Directive >>
Output the material beneath this task exactly, images excluded.

Data section >>

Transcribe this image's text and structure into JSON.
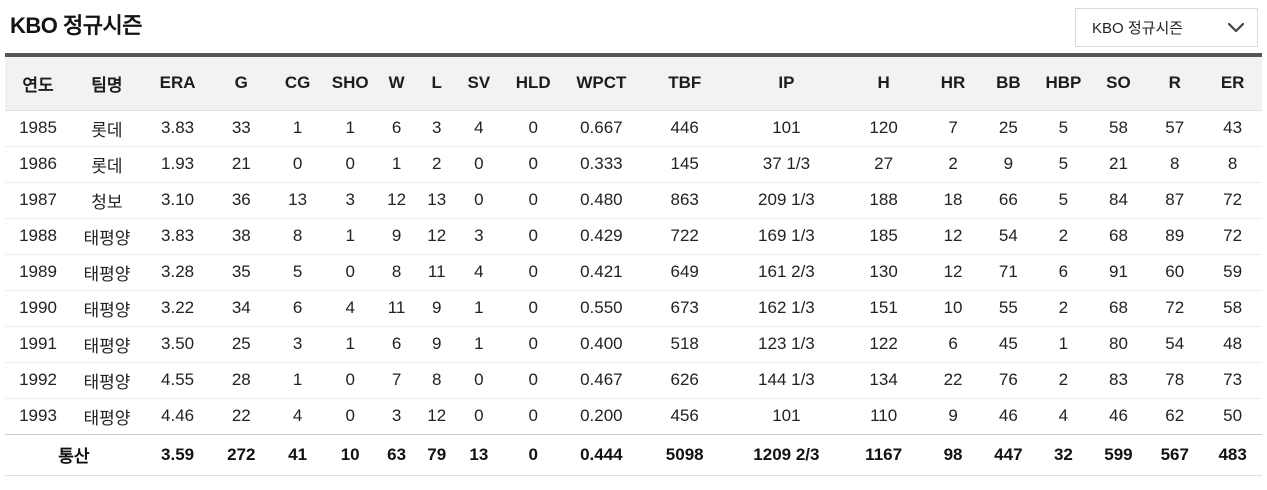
{
  "header": {
    "title": "KBO 정규시즌",
    "season_select": {
      "value": "KBO 정규시즌",
      "chevron_icon": "chevron-down-icon"
    }
  },
  "theme": {
    "table_top_border": "#55565a",
    "header_row_bg": "#f2f2f2",
    "row_separator": "#ececec",
    "text_color": "#222222"
  },
  "table": {
    "columns": [
      "연도",
      "팀명",
      "ERA",
      "G",
      "CG",
      "SHO",
      "W",
      "L",
      "SV",
      "HLD",
      "WPCT",
      "TBF",
      "IP",
      "H",
      "HR",
      "BB",
      "HBP",
      "SO",
      "R",
      "ER"
    ],
    "column_keys": [
      "year",
      "team",
      "era",
      "g",
      "cg",
      "sho",
      "w",
      "l",
      "sv",
      "hld",
      "wpct",
      "tbf",
      "ip",
      "h",
      "hr",
      "bb",
      "hbp",
      "so",
      "r",
      "er"
    ],
    "rows": [
      [
        "1985",
        "롯데",
        "3.83",
        "33",
        "1",
        "1",
        "6",
        "3",
        "4",
        "0",
        "0.667",
        "446",
        "101",
        "120",
        "7",
        "25",
        "5",
        "58",
        "57",
        "43"
      ],
      [
        "1986",
        "롯데",
        "1.93",
        "21",
        "0",
        "0",
        "1",
        "2",
        "0",
        "0",
        "0.333",
        "145",
        "37 1/3",
        "27",
        "2",
        "9",
        "5",
        "21",
        "8",
        "8"
      ],
      [
        "1987",
        "청보",
        "3.10",
        "36",
        "13",
        "3",
        "12",
        "13",
        "0",
        "0",
        "0.480",
        "863",
        "209 1/3",
        "188",
        "18",
        "66",
        "5",
        "84",
        "87",
        "72"
      ],
      [
        "1988",
        "태평양",
        "3.83",
        "38",
        "8",
        "1",
        "9",
        "12",
        "3",
        "0",
        "0.429",
        "722",
        "169 1/3",
        "185",
        "12",
        "54",
        "2",
        "68",
        "89",
        "72"
      ],
      [
        "1989",
        "태평양",
        "3.28",
        "35",
        "5",
        "0",
        "8",
        "11",
        "4",
        "0",
        "0.421",
        "649",
        "161 2/3",
        "130",
        "12",
        "71",
        "6",
        "91",
        "60",
        "59"
      ],
      [
        "1990",
        "태평양",
        "3.22",
        "34",
        "6",
        "4",
        "11",
        "9",
        "1",
        "0",
        "0.550",
        "673",
        "162 1/3",
        "151",
        "10",
        "55",
        "2",
        "68",
        "72",
        "58"
      ],
      [
        "1991",
        "태평양",
        "3.50",
        "25",
        "3",
        "1",
        "6",
        "9",
        "1",
        "0",
        "0.400",
        "518",
        "123 1/3",
        "122",
        "6",
        "45",
        "1",
        "80",
        "54",
        "48"
      ],
      [
        "1992",
        "태평양",
        "4.55",
        "28",
        "1",
        "0",
        "7",
        "8",
        "0",
        "0",
        "0.467",
        "626",
        "144 1/3",
        "134",
        "22",
        "76",
        "2",
        "83",
        "78",
        "73"
      ],
      [
        "1993",
        "태평양",
        "4.46",
        "22",
        "4",
        "0",
        "3",
        "12",
        "0",
        "0",
        "0.200",
        "456",
        "101",
        "110",
        "9",
        "46",
        "4",
        "46",
        "62",
        "50"
      ]
    ],
    "total": {
      "label": "통산",
      "values": [
        "3.59",
        "272",
        "41",
        "10",
        "63",
        "79",
        "13",
        "0",
        "0.444",
        "5098",
        "1209 2/3",
        "1167",
        "98",
        "447",
        "32",
        "599",
        "567",
        "483"
      ]
    }
  }
}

Full output >>
Transcribe this image's text and structure into JSON.
{
  "header": {
    "title": "KBO 정규시즌",
    "season_select": {
      "value": "KBO 정규시즌",
      "chevron_icon": "chevron-down-icon"
    }
  },
  "theme": {
    "table_top_border": "#55565a",
    "header_row_bg": "#f2f2f2",
    "row_separator": "#ececec",
    "text_color": "#222222"
  },
  "table": {
    "columns": [
      "연도",
      "팀명",
      "ERA",
      "G",
      "CG",
      "SHO",
      "W",
      "L",
      "SV",
      "HLD",
      "WPCT",
      "TBF",
      "IP",
      "H",
      "HR",
      "BB",
      "HBP",
      "SO",
      "R",
      "ER"
    ],
    "column_keys": [
      "year",
      "team",
      "era",
      "g",
      "cg",
      "sho",
      "w",
      "l",
      "sv",
      "hld",
      "wpct",
      "tbf",
      "ip",
      "h",
      "hr",
      "bb",
      "hbp",
      "so",
      "r",
      "er"
    ],
    "rows": [
      [
        "1985",
        "롯데",
        "3.83",
        "33",
        "1",
        "1",
        "6",
        "3",
        "4",
        "0",
        "0.667",
        "446",
        "101",
        "120",
        "7",
        "25",
        "5",
        "58",
        "57",
        "43"
      ],
      [
        "1986",
        "롯데",
        "1.93",
        "21",
        "0",
        "0",
        "1",
        "2",
        "0",
        "0",
        "0.333",
        "145",
        "37 1/3",
        "27",
        "2",
        "9",
        "5",
        "21",
        "8",
        "8"
      ],
      [
        "1987",
        "청보",
        "3.10",
        "36",
        "13",
        "3",
        "12",
        "13",
        "0",
        "0",
        "0.480",
        "863",
        "209 1/3",
        "188",
        "18",
        "66",
        "5",
        "84",
        "87",
        "72"
      ],
      [
        "1988",
        "태평양",
        "3.83",
        "38",
        "8",
        "1",
        "9",
        "12",
        "3",
        "0",
        "0.429",
        "722",
        "169 1/3",
        "185",
        "12",
        "54",
        "2",
        "68",
        "89",
        "72"
      ],
      [
        "1989",
        "태평양",
        "3.28",
        "35",
        "5",
        "0",
        "8",
        "11",
        "4",
        "0",
        "0.421",
        "649",
        "161 2/3",
        "130",
        "12",
        "71",
        "6",
        "91",
        "60",
        "59"
      ],
      [
        "1990",
        "태평양",
        "3.22",
        "34",
        "6",
        "4",
        "11",
        "9",
        "1",
        "0",
        "0.550",
        "673",
        "162 1/3",
        "151",
        "10",
        "55",
        "2",
        "68",
        "72",
        "58"
      ],
      [
        "1991",
        "태평양",
        "3.50",
        "25",
        "3",
        "1",
        "6",
        "9",
        "1",
        "0",
        "0.400",
        "518",
        "123 1/3",
        "122",
        "6",
        "45",
        "1",
        "80",
        "54",
        "48"
      ],
      [
        "1992",
        "태평양",
        "4.55",
        "28",
        "1",
        "0",
        "7",
        "8",
        "0",
        "0",
        "0.467",
        "626",
        "144 1/3",
        "134",
        "22",
        "76",
        "2",
        "83",
        "78",
        "73"
      ],
      [
        "1993",
        "태평양",
        "4.46",
        "22",
        "4",
        "0",
        "3",
        "12",
        "0",
        "0",
        "0.200",
        "456",
        "101",
        "110",
        "9",
        "46",
        "4",
        "46",
        "62",
        "50"
      ]
    ],
    "total": {
      "label": "통산",
      "values": [
        "3.59",
        "272",
        "41",
        "10",
        "63",
        "79",
        "13",
        "0",
        "0.444",
        "5098",
        "1209 2/3",
        "1167",
        "98",
        "447",
        "32",
        "599",
        "567",
        "483"
      ]
    }
  }
}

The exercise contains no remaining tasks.